→ EXERCISE
Check every line of the material below for "structured". Give the number of lines that have it, and only that.

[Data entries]

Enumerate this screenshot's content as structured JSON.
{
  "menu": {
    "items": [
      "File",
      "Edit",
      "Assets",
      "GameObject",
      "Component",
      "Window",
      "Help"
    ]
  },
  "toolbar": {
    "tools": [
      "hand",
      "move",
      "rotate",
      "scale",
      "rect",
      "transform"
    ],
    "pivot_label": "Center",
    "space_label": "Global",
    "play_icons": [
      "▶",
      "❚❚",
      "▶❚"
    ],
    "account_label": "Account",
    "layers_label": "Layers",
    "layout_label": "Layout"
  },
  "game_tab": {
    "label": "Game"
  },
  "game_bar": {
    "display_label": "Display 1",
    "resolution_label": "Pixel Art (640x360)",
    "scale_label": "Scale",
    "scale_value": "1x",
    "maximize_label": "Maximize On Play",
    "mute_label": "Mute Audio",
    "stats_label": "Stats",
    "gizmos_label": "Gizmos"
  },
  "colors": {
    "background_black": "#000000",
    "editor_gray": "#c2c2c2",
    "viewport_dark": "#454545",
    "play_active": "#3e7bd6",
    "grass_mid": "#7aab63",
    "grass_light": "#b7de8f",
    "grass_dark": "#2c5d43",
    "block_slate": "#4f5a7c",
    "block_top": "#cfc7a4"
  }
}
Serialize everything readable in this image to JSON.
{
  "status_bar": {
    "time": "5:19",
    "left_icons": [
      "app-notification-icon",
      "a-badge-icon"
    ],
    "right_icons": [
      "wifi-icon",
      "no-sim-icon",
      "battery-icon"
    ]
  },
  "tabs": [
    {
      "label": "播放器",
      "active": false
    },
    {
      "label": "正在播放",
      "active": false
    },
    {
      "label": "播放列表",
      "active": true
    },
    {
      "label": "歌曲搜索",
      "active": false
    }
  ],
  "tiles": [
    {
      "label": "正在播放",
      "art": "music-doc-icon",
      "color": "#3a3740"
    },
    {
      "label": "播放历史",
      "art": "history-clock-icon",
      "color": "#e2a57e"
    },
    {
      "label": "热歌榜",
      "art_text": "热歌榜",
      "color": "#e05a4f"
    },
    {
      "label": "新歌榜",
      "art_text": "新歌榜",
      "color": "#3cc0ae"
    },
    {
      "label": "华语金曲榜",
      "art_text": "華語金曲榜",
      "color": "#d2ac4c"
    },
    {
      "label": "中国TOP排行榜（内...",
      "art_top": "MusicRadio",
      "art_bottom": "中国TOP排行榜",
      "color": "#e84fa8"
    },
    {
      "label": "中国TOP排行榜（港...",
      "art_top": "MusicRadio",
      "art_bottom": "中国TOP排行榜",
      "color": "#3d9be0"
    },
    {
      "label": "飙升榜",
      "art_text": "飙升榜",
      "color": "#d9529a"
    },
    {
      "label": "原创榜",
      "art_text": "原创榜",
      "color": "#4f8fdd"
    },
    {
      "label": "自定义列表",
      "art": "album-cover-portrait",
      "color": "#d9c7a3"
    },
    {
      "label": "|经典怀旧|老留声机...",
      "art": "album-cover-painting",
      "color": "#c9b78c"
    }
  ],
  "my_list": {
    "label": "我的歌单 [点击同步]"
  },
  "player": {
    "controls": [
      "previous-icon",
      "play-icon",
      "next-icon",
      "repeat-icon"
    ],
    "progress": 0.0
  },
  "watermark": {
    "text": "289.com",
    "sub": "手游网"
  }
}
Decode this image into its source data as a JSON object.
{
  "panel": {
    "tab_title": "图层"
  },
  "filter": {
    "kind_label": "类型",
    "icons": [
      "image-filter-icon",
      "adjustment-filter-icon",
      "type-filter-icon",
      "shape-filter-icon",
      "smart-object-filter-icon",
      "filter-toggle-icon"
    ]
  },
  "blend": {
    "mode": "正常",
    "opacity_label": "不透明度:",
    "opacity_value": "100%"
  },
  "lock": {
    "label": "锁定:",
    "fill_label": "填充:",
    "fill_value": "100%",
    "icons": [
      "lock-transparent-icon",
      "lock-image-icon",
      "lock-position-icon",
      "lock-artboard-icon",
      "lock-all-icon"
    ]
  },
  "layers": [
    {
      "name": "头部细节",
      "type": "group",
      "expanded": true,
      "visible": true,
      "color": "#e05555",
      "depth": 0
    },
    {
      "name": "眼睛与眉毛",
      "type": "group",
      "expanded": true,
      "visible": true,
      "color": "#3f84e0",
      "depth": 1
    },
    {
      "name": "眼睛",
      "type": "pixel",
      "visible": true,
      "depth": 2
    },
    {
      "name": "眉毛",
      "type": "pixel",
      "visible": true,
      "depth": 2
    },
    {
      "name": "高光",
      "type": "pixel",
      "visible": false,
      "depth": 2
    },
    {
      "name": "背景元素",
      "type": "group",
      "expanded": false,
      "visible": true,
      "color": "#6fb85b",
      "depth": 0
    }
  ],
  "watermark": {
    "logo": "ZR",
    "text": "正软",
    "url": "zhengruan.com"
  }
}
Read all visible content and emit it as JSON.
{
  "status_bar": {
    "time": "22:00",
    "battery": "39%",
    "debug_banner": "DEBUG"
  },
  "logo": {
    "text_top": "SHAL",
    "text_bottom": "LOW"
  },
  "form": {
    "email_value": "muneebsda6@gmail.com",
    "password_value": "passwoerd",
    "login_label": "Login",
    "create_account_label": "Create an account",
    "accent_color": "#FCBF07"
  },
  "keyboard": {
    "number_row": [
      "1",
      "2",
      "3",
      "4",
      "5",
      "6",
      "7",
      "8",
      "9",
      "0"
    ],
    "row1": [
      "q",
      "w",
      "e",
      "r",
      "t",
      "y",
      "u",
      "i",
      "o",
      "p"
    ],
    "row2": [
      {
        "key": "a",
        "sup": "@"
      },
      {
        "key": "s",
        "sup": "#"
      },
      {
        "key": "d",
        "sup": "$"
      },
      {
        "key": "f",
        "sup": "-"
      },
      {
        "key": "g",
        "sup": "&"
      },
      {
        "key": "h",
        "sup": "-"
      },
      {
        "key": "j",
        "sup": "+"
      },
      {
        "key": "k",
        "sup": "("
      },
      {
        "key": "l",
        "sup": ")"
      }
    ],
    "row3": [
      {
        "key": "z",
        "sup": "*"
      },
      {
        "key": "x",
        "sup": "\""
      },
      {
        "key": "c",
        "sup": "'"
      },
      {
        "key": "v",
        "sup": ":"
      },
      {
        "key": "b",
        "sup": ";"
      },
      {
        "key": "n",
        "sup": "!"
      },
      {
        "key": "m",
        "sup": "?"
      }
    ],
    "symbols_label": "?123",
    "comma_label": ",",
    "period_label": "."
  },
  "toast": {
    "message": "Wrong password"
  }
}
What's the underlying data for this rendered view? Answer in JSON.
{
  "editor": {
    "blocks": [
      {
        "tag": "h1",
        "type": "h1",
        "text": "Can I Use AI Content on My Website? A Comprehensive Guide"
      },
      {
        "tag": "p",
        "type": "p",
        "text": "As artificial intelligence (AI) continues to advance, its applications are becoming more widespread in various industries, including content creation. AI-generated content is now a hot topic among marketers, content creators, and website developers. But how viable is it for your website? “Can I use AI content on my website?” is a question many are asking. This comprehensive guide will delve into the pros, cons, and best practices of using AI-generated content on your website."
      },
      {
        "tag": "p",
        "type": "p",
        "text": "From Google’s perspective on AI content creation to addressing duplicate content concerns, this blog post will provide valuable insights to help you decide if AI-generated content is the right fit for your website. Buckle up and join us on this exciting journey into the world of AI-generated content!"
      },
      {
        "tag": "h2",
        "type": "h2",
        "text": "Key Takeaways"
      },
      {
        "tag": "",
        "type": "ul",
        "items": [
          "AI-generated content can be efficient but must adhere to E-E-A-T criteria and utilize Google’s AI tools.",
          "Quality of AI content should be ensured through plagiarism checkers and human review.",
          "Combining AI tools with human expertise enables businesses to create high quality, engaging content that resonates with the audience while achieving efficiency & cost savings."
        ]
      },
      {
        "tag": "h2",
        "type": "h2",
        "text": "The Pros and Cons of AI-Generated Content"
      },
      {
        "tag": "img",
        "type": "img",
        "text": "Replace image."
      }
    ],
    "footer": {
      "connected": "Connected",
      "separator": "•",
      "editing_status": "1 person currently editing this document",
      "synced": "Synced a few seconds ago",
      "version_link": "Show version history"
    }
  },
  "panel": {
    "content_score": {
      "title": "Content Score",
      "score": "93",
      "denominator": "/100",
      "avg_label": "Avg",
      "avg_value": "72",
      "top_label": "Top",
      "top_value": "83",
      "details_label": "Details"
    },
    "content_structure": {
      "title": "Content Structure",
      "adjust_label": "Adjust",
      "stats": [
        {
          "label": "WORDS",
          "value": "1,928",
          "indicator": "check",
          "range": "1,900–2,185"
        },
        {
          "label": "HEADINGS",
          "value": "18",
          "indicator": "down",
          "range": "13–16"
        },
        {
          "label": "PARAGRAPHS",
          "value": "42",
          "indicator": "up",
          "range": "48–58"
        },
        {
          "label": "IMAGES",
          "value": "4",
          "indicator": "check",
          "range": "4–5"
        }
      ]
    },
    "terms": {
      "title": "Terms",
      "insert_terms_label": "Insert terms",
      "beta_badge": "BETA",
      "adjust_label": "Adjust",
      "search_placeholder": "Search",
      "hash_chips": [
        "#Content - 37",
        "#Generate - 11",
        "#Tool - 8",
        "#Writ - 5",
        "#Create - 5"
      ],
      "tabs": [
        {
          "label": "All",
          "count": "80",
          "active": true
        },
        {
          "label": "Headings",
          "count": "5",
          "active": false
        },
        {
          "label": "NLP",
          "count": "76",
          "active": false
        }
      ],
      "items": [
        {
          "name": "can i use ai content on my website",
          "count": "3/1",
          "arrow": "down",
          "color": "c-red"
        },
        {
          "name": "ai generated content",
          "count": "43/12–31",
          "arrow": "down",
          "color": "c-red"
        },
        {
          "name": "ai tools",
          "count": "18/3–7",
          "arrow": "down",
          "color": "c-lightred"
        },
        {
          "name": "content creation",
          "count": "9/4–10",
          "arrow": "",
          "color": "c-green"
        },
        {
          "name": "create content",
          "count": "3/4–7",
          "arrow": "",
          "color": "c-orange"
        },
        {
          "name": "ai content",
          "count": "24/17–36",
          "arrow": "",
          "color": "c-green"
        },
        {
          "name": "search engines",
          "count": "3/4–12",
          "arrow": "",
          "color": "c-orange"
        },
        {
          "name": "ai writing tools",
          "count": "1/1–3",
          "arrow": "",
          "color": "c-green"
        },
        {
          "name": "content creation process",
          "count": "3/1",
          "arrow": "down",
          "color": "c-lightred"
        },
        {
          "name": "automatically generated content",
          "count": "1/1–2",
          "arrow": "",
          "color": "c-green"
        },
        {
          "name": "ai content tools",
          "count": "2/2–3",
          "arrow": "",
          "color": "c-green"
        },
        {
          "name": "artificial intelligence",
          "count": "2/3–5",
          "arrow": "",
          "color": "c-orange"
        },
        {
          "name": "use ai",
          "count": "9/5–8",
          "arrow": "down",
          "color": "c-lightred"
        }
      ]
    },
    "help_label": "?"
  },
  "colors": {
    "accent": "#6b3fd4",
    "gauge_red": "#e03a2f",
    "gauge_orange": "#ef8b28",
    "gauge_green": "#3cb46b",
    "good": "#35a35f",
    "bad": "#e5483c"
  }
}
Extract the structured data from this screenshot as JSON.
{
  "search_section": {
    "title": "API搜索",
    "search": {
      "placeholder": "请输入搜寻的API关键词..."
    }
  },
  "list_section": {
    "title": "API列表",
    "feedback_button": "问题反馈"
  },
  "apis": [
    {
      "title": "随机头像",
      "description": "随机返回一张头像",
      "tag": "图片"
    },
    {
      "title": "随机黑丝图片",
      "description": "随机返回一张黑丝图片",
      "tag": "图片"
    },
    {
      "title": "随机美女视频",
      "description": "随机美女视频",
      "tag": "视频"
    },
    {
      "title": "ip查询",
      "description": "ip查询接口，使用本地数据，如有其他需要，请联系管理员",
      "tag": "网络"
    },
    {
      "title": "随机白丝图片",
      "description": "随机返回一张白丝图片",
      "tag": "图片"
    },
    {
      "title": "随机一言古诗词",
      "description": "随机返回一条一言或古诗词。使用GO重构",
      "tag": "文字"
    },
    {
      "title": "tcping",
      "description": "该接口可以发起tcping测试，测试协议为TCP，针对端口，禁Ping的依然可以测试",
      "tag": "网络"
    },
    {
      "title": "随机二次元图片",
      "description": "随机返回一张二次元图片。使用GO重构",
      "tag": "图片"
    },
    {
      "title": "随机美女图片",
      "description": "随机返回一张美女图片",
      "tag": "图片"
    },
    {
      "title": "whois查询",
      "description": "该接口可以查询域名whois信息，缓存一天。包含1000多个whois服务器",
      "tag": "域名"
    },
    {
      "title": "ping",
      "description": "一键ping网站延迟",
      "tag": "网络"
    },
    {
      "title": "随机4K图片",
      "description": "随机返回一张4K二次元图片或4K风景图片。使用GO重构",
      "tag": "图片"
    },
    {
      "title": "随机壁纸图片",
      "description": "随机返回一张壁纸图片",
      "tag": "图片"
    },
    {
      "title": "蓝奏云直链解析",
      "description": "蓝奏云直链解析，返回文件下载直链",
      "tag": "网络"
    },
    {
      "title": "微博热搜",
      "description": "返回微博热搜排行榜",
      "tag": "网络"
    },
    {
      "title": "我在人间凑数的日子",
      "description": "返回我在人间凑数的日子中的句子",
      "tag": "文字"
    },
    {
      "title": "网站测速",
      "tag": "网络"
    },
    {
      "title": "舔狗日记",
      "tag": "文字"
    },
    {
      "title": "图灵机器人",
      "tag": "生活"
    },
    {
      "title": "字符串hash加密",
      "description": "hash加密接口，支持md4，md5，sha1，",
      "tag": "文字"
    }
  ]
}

→ TASK OUTPUT
2